SET TASK:
Answer these from the article below on topical marketing:
(a) How much does the banana duct-taped to a wall cost?
(b) Which two brands are named as examples of the extremely conversational end of the spectrum?
(c) On which four traits is a brand's personality ranked?

Staying on Topic
Published in Mar-Apr 2020
What does a $120,000 banana that is duct-taped to a wall, have do with your brand here in Pakistan? The short answer is: it doesn’t matter. Just slap on your logo and climb on to the trend bandwagon, lest you miss out the golden opportunity to be featured on Khalid Alvi Marketing Next.
Welcome to 2020. As far as branding and communication go, it is pretty much a scene right out of a post-apocalyptic movie. Large legacy players are being outwitted and outsmarted by rebellious upstarts. The signal-to-noise ratio is abysmal, and if by chance you have something worthwhile to say, the attention span of your audience is that of a gnat. One silly Facebook post can either make you the hero-of-the-day or get a fatwa assigned against you.
In this dog-eat-dog world, brands, while scrambling to hold on to their long-term plans must recognise the very real threat of being rendered irrelevant by their fickle audience. When pig emojis can command a better engagement than your close-to-crore-rupee productions, you begin to feel shaky about enduring branding convictions. So even if you are working at the awareness and brand-building level of the funnel, you still have to contend with the ground reality that topical and moment marketing is actually a thing. They have not quite written the guidebook yet, but here are some lessons that we have learnt at Ishtehari in terms of this particular vein of communication:
1. Put Conviction in the Concept
Nothing is sadder than a brand jumping on topical content out of peer pressure. Decide whether you will be among those brands that have an opinion on current affairs and pop culture or not. Imagine a spectrum where one end is extremely conversational (think Amul or Fevicol) and the other where you are only sticking to your pre-meditated messaging (pretty much sanitised FMCG brands with global restrictions). You can choose to position your brand anywhere in the middle as well, but it needs to be deliberate.
2. Determine the Tone of Voice
It is easy not to need a tone of voice when you don’t talk much. But if you do want to have an opinion on everything, you need to be more acutely tuned to what your brand’s conversational persona will be. Suffice to say, the voice needs to outlive campaigns and team restructuring. We usually do an exercise whereby we co-define the brand’s personality and rank it on humour, formality, irreverence and enthusiasm. This determines the kind of reaction your brand will consistently give on pop culture events.

COLLECTED MATERIAL:

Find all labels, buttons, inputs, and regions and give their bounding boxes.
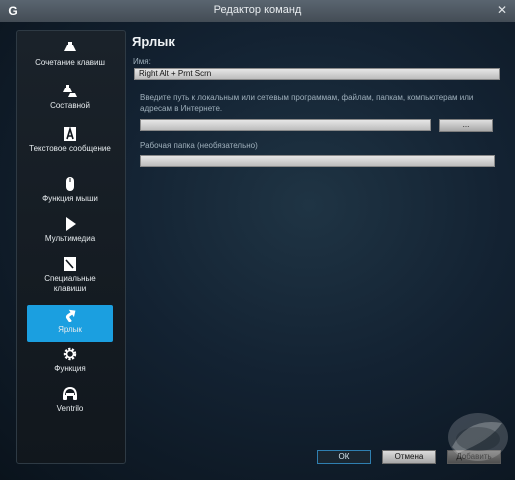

THE REPLY:
(a) $120,000
(b) Amul and Fevicol
(c) Humour, formality, irreverence and enthusiasm